=== Aim ===
Do not carry the pictures over; copy every other part of the entries exactly.

=== Entries ===
═══

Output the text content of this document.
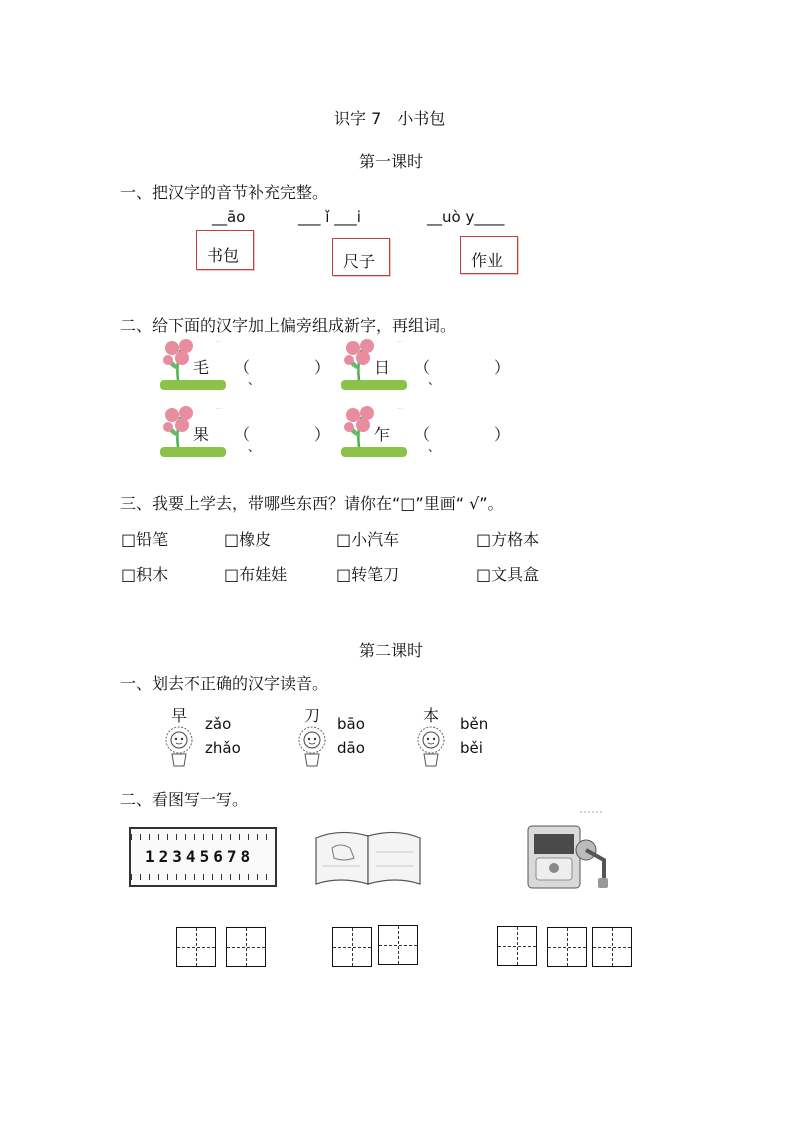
识字 7　小书包
第一课时
一、把汉字的音节补充完整。
__āo	___ ǐ ___i	__uò y____
书包	尺子	作业
二、给下面的汉字加上偏旁组成新字，再组词。
···
毛 （　　　　）
、
···
日 （　　　　）
、
···
果 （　　　　）
、
···
乍 （　　　　）
、
三、我要上学去，带哪些东西？请你在“□”里画“ √”。
□铅笔	□橡皮	□小汽车	□方格本
□积木	□布娃娃	□转笔刀	□文具盒
第二课时
一、划去不正确的汉字读音。
早 zǎo
zhǎo
刀 bāo
dāo
本 běn
běi
二、看图写一写。
1 2 3 4 5 6 7 8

═══

=== Result for this task ===
Output the text content of this document.
识字 7　小书包
第一课时
一、把汉字的音节补充完整。
__āo	___ ǐ ___i	__uò y____
书包	尺子	作业
二、给下面的汉字加上偏旁组成新字，再组词。
···
毛 （　　　　）
、
···
日 （　　　　）
、
···
果 （　　　　）
、
···
乍 （　　　　）
、
三、我要上学去，带哪些东西？请你在“□”里画“ √”。
□铅笔	□橡皮	□小汽车	□方格本
□积木	□布娃娃	□转笔刀	□文具盒
第二课时
一、划去不正确的汉字读音。
早 zǎo
zhǎo
刀 bāo
dāo
本 běn
běi
二、看图写一写。
1 2 3 4 5 6 7 8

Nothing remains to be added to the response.